EXERCISE DESCRIPTION. Select all lines with the string "below" in them, and copy those lines.

——————————

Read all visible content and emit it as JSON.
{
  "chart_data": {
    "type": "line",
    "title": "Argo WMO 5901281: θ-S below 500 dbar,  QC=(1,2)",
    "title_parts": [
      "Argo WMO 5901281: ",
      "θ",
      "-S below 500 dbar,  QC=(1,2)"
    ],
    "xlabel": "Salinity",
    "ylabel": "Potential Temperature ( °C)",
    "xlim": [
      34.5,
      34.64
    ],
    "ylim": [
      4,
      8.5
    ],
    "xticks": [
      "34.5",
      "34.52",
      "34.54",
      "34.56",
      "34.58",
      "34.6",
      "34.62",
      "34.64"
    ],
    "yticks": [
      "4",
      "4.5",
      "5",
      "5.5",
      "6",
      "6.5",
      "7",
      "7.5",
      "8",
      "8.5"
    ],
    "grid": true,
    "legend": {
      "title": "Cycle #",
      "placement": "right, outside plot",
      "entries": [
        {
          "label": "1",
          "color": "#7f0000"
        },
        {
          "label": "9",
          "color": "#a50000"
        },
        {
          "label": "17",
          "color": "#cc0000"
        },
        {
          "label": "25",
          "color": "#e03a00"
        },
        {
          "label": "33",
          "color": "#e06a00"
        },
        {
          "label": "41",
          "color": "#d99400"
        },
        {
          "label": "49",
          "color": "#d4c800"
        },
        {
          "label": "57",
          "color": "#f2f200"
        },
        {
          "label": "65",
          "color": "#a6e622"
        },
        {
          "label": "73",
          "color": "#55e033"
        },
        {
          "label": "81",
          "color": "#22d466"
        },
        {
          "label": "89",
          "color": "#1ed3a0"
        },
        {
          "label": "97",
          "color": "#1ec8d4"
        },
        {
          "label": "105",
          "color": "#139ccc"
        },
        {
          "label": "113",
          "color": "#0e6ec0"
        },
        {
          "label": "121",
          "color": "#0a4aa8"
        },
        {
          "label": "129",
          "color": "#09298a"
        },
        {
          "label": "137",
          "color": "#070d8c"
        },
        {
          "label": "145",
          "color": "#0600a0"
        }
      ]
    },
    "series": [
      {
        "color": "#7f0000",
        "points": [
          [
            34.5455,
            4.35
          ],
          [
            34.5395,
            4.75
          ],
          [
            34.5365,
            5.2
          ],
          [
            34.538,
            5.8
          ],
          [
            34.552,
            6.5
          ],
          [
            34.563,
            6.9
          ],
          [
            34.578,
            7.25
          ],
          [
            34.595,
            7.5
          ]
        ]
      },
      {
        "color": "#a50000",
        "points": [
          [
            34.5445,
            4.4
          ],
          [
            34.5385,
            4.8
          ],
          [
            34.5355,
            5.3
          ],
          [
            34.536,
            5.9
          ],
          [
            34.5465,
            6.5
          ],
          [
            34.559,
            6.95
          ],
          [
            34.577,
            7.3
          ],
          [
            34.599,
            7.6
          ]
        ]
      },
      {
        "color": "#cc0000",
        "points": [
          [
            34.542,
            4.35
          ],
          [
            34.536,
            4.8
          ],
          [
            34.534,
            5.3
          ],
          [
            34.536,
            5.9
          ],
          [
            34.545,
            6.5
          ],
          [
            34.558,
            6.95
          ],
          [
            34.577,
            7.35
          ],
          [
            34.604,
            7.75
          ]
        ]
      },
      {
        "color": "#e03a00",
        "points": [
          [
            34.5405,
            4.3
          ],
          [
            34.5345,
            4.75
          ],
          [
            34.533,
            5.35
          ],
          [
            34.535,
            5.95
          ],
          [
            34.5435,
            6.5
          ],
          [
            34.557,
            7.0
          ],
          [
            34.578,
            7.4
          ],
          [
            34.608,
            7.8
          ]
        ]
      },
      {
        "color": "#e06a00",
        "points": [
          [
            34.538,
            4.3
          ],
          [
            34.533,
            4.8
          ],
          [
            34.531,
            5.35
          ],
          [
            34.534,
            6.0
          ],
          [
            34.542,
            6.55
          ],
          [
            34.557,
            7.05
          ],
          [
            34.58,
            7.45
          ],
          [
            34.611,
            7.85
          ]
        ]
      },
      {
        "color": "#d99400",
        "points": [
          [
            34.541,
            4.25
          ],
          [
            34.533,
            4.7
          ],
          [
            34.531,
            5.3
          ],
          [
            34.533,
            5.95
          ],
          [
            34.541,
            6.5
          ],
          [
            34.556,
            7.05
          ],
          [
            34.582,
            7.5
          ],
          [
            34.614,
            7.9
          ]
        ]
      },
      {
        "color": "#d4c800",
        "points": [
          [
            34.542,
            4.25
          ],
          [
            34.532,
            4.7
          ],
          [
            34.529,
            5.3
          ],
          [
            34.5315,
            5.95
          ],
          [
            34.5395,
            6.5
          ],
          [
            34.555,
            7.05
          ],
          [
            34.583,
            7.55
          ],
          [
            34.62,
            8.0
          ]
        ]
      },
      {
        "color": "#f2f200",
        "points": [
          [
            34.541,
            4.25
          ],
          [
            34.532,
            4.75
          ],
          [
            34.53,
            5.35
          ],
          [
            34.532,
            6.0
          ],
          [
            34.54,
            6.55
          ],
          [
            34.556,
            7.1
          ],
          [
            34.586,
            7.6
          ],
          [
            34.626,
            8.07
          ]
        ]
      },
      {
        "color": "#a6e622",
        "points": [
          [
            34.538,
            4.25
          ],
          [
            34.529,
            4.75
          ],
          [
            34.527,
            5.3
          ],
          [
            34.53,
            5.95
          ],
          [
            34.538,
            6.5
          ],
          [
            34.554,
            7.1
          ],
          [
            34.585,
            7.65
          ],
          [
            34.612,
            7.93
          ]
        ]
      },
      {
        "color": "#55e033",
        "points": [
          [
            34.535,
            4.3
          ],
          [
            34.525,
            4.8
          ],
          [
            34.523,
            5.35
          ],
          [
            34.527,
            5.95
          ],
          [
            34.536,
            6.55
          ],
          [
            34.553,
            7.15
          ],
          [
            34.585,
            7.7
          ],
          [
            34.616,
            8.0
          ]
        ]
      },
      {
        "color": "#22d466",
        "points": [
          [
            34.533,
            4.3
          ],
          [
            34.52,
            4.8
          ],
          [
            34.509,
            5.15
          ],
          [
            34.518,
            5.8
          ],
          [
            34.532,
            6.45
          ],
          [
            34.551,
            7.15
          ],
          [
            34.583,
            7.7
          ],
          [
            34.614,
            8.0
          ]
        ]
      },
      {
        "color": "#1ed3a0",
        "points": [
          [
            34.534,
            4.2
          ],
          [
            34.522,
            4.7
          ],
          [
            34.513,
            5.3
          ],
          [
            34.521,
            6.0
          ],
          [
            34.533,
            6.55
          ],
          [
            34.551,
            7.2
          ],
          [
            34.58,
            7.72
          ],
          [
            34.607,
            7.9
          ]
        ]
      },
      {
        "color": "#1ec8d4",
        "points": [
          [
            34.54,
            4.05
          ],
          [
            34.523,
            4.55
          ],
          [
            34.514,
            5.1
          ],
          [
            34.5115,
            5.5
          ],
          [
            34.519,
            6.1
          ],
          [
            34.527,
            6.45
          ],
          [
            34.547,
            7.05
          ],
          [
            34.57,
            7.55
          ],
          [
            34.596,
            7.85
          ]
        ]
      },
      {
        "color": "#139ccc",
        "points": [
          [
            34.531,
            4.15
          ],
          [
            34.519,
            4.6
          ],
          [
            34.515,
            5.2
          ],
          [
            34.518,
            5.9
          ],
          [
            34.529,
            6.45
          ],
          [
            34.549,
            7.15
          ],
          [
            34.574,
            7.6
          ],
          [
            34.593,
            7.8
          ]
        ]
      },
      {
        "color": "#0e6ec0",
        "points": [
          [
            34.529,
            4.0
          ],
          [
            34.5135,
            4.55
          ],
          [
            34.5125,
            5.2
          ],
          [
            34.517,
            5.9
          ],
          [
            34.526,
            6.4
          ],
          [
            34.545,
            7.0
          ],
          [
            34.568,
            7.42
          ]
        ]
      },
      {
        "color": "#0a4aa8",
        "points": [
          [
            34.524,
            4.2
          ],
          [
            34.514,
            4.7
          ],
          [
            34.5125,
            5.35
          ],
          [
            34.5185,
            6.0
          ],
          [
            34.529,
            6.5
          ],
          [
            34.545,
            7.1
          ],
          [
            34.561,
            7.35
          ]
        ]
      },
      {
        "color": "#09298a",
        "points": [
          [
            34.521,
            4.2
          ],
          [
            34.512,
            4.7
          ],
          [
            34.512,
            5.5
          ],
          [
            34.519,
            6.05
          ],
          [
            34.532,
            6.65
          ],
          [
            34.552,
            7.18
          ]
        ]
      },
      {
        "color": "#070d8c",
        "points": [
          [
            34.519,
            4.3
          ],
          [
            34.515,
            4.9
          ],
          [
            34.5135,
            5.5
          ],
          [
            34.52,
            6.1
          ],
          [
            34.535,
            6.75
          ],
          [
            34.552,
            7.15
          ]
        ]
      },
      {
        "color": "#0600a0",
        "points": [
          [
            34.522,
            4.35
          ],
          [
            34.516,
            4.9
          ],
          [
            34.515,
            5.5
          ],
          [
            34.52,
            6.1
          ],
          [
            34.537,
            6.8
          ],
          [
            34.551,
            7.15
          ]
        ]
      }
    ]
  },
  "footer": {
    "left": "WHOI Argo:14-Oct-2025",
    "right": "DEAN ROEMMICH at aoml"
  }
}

——————————

ANSWER TO THE PROBLEM.
    "title": "Argo WMO 5901281: θ-S below 500 dbar,  QC=(1,2)",
      "-S below 500 dbar,  QC=(1,2)"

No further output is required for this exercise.